═══ Supplied entries ═══

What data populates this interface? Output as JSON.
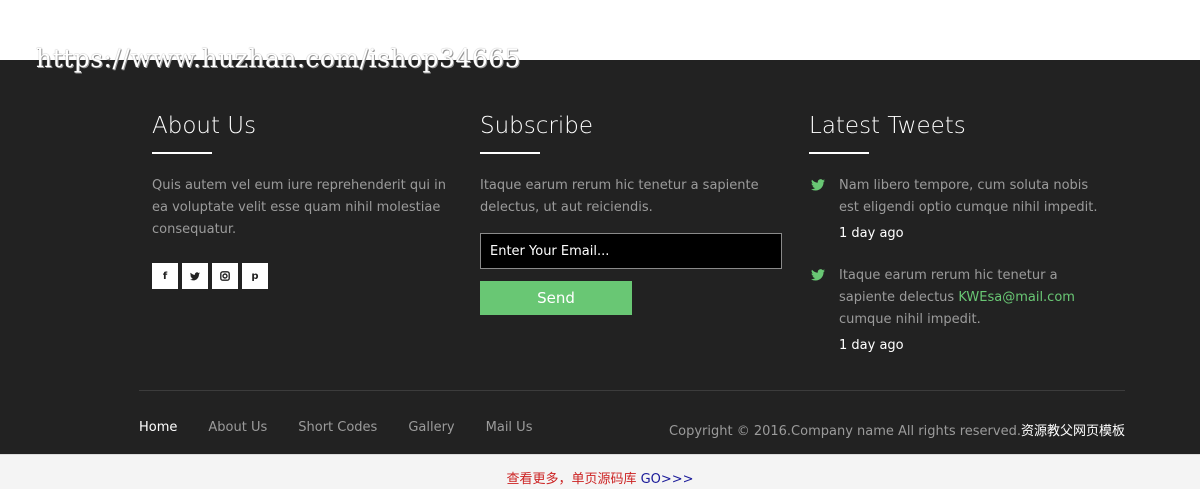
{
  "watermark": "https://www.huzhan.com/ishop34665",
  "about": {
    "title": "About Us",
    "text": "Quis autem vel eum iure reprehenderit qui in ea voluptate velit esse quam nihil molestiae consequatur.",
    "social": [
      {
        "icon": "facebook-icon",
        "glyph": "f"
      },
      {
        "icon": "twitter-icon",
        "glyph": "t"
      },
      {
        "icon": "instagram-icon",
        "glyph": "◙"
      },
      {
        "icon": "pinterest-icon",
        "glyph": "p"
      }
    ]
  },
  "subscribe": {
    "title": "Subscribe",
    "text": "Itaque earum rerum hic tenetur a sapiente delectus, ut aut reiciendis.",
    "email_placeholder": "Enter Your Email...",
    "send_label": "Send"
  },
  "tweets": {
    "title": "Latest Tweets",
    "items": [
      {
        "text": "Nam libero tempore, cum soluta nobis est eligendi optio cumque nihil impedit.",
        "time": "1 day ago"
      },
      {
        "text_before": "Itaque earum rerum hic tenetur a sapiente delectus ",
        "link": "KWEsa@mail.com",
        "text_after": " cumque nihil impedit.",
        "time": "1 day ago"
      }
    ]
  },
  "nav": [
    "Home",
    "About Us",
    "Short Codes",
    "Gallery",
    "Mail Us"
  ],
  "copyright": {
    "text": "Copyright © 2016.Company name All rights reserved.",
    "cn": "资源教父网页模板"
  },
  "bottom": {
    "more": "查看更多，单页源码库 ",
    "go": "GO>>>"
  },
  "colors": {
    "footer_bg": "#222222",
    "accent": "#69c774",
    "muted_text": "#9b9b9b"
  }
}
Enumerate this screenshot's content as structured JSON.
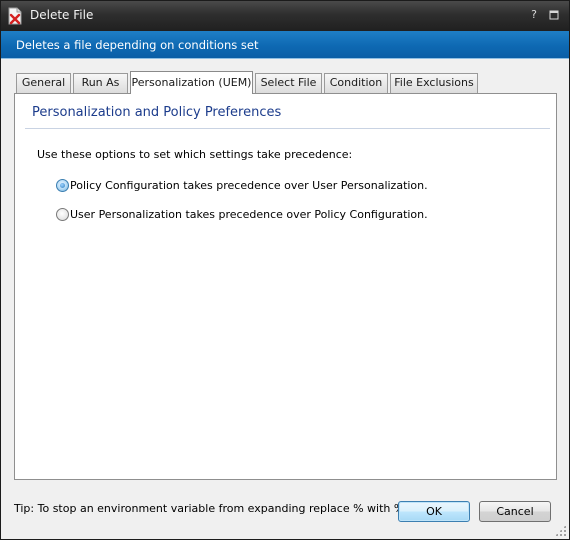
{
  "window": {
    "title": "Delete File",
    "help_glyph": "?",
    "maximize_glyph": "▫"
  },
  "banner": {
    "description": "Deletes a file depending on conditions set"
  },
  "tabs": [
    {
      "label": "General",
      "active": false
    },
    {
      "label": "Run As",
      "active": false
    },
    {
      "label": "Personalization (UEM)",
      "active": true
    },
    {
      "label": "Select File",
      "active": false
    },
    {
      "label": "Condition",
      "active": false
    },
    {
      "label": "File Exclusions",
      "active": false
    }
  ],
  "panel": {
    "section_title": "Personalization and Policy Preferences",
    "instruction": "Use these options to set which settings take precedence:",
    "options": [
      {
        "label": "Policy Configuration takes precedence over User Personalization.",
        "checked": true
      },
      {
        "label": "User Personalization takes precedence over Policy Configuration.",
        "checked": false
      }
    ]
  },
  "footer": {
    "tip": "Tip: To stop an environment variable from expanding replace % with %%.",
    "ok_label": "OK",
    "cancel_label": "Cancel"
  },
  "colors": {
    "title_bar": "#2e2e2e",
    "banner": "#0e69b3",
    "section_title": "#1c3c8c"
  }
}
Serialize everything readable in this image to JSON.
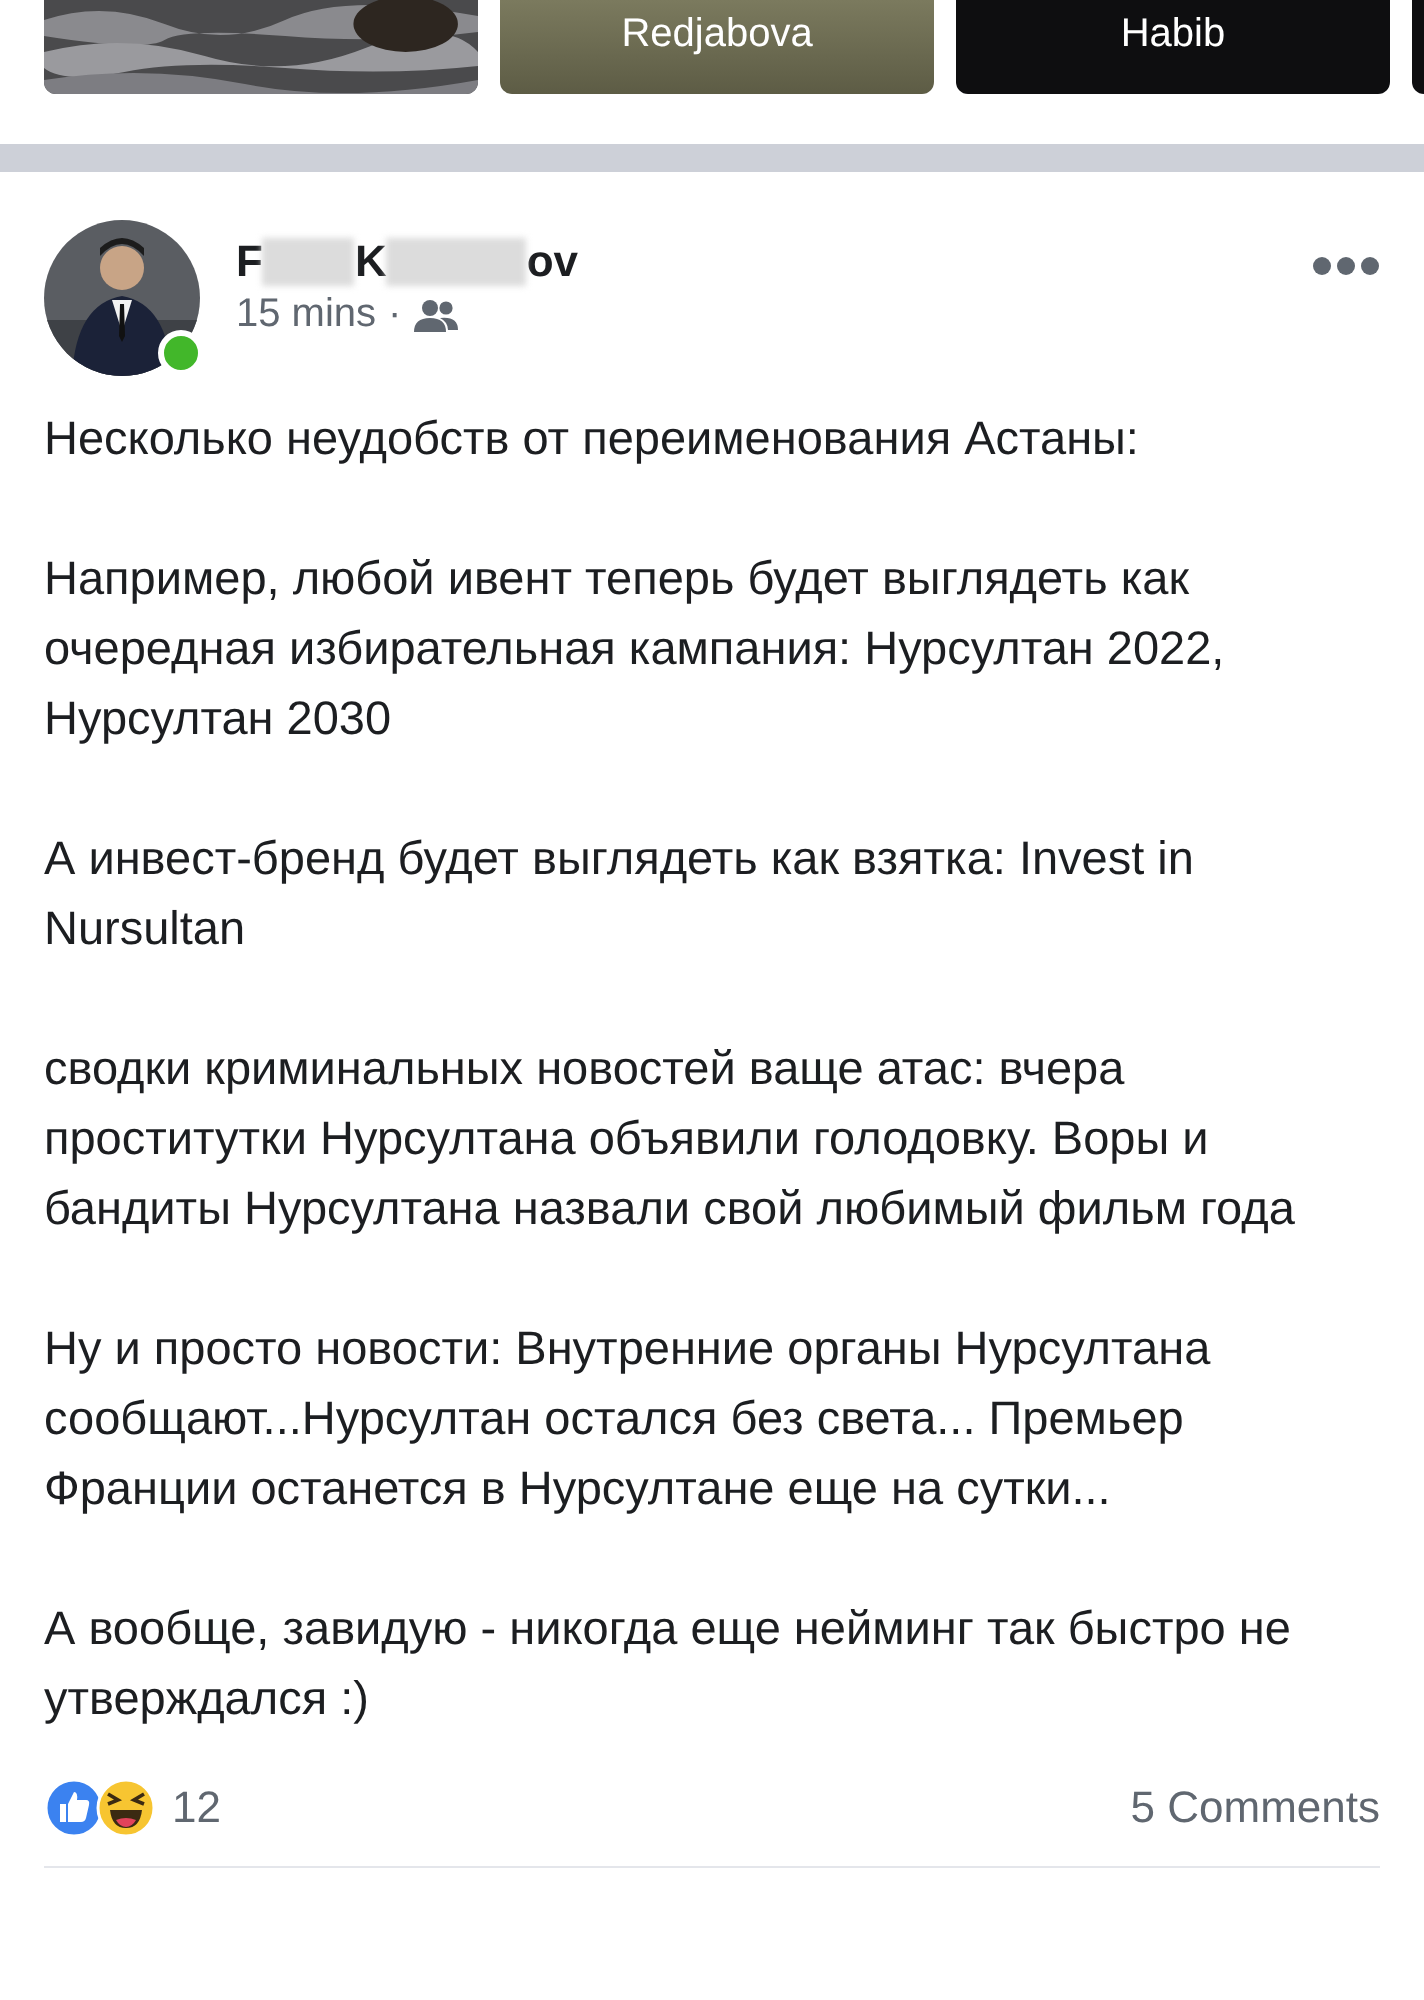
{
  "stories": [
    {
      "kind": "picture"
    },
    {
      "kind": "olive",
      "label": "Redjabova"
    },
    {
      "kind": "dark",
      "label": "Habib"
    },
    {
      "kind": "dark"
    }
  ],
  "post": {
    "author_name_parts": [
      "F",
      "K",
      "ov"
    ],
    "online": true,
    "time": "15 mins",
    "separator": "·",
    "paragraphs": [
      "Несколько неудобств от переименования Астаны:",
      "Например, любой ивент теперь будет выглядеть как очередная избирательная кампания: Нурсултан 2022, Нурсултан 2030",
      "А инвест-бренд будет выглядеть как взятка: Invest in Nursultan",
      "сводки криминальных новостей ваще атас: вчера проститутки Нурсултана объявили голодовку. Воры и бандиты Нурсултана назвали свой любимый фильм года",
      "Ну и просто новости: Внутренние органы Нурсултана сообщают...Нурсултан остался без света... Премьер Франции останется в Нурсултане еще на сутки...",
      "А вообще, завидую - никогда еще нейминг так быстро не утверждался :)"
    ],
    "reaction_count": "12",
    "comments": "5 Comments"
  }
}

═══

### Written problem
Copy the data exactly. Any picture it contains is to be omitted.

### Answer for this exercise
What data populates this interface? Output as JSON.
{
  "watermark": "https://www.huzhan.com/ishop34665",
  "about": {
    "title": "About Us",
    "text": "Quis autem vel eum iure reprehenderit qui in ea voluptate velit esse quam nihil molestiae consequatur.",
    "social": [
      {
        "icon": "facebook-icon",
        "glyph": "f"
      },
      {
        "icon": "twitter-icon",
        "glyph": "t"
      },
      {
        "icon": "instagram-icon",
        "glyph": "◙"
      },
      {
        "icon": "pinterest-icon",
        "glyph": "p"
      }
    ]
  },
  "subscribe": {
    "title": "Subscribe",
    "text": "Itaque earum rerum hic tenetur a sapiente delectus, ut aut reiciendis.",
    "email_placeholder": "Enter Your Email...",
    "send_label": "Send"
  },
  "tweets": {
    "title": "Latest Tweets",
    "items": [
      {
        "text": "Nam libero tempore, cum soluta nobis est eligendi optio cumque nihil impedit.",
        "time": "1 day ago"
      },
      {
        "text_before": "Itaque earum rerum hic tenetur a sapiente delectus ",
        "link": "KWEsa@mail.com",
        "text_after": " cumque nihil impedit.",
        "time": "1 day ago"
      }
    ]
  },
  "nav": [
    "Home",
    "About Us",
    "Short Codes",
    "Gallery",
    "Mail Us"
  ],
  "copyright": {
    "text": "Copyright © 2016.Company name All rights reserved.",
    "cn": "资源教父网页模板"
  },
  "bottom": {
    "more": "查看更多，单页源码库 ",
    "go": "GO>>>"
  },
  "colors": {
    "footer_bg": "#222222",
    "accent": "#69c774",
    "muted_text": "#9b9b9b"
  }
}
Enumerate this screenshot's content as structured JSON.
{
  "window": {
    "title": "Delete File",
    "help_glyph": "?",
    "maximize_glyph": "▫"
  },
  "banner": {
    "description": "Deletes a file depending on conditions set"
  },
  "tabs": [
    {
      "label": "General",
      "active": false
    },
    {
      "label": "Run As",
      "active": false
    },
    {
      "label": "Personalization (UEM)",
      "active": true
    },
    {
      "label": "Select File",
      "active": false
    },
    {
      "label": "Condition",
      "active": false
    },
    {
      "label": "File Exclusions",
      "active": false
    }
  ],
  "panel": {
    "section_title": "Personalization and Policy Preferences",
    "instruction": "Use these options to set which settings take precedence:",
    "options": [
      {
        "label": "Policy Configuration takes precedence over User Personalization.",
        "checked": true
      },
      {
        "label": "User Personalization takes precedence over Policy Configuration.",
        "checked": false
      }
    ]
  },
  "footer": {
    "tip": "Tip: To stop an environment variable from expanding replace % with %%.",
    "ok_label": "OK",
    "cancel_label": "Cancel"
  },
  "colors": {
    "title_bar": "#2e2e2e",
    "banner": "#0e69b3",
    "section_title": "#1c3c8c"
  }
}
Serialize everything readable in this image to JSON.
{
  "stories": [
    {
      "kind": "picture"
    },
    {
      "kind": "olive",
      "label": "Redjabova"
    },
    {
      "kind": "dark",
      "label": "Habib"
    },
    {
      "kind": "dark"
    }
  ],
  "post": {
    "author_name_parts": [
      "F",
      "K",
      "ov"
    ],
    "online": true,
    "time": "15 mins",
    "separator": "·",
    "paragraphs": [
      "Несколько неудобств от переименования Астаны:",
      "Например, любой ивент теперь будет выглядеть как очередная избирательная кампания: Нурсултан 2022, Нурсултан 2030",
      "А инвест-бренд будет выглядеть как взятка: Invest in Nursultan",
      "сводки криминальных новостей ваще атас: вчера проститутки Нурсултана объявили голодовку. Воры и бандиты Нурсултана назвали свой любимый фильм года",
      "Ну и просто новости: Внутренние органы Нурсултана сообщают...Нурсултан остался без света... Премьер Франции останется в Нурсултане еще на сутки...",
      "А вообще, завидую - никогда еще нейминг так быстро не утверждался :)"
    ],
    "reaction_count": "12",
    "comments": "5 Comments"
  }
}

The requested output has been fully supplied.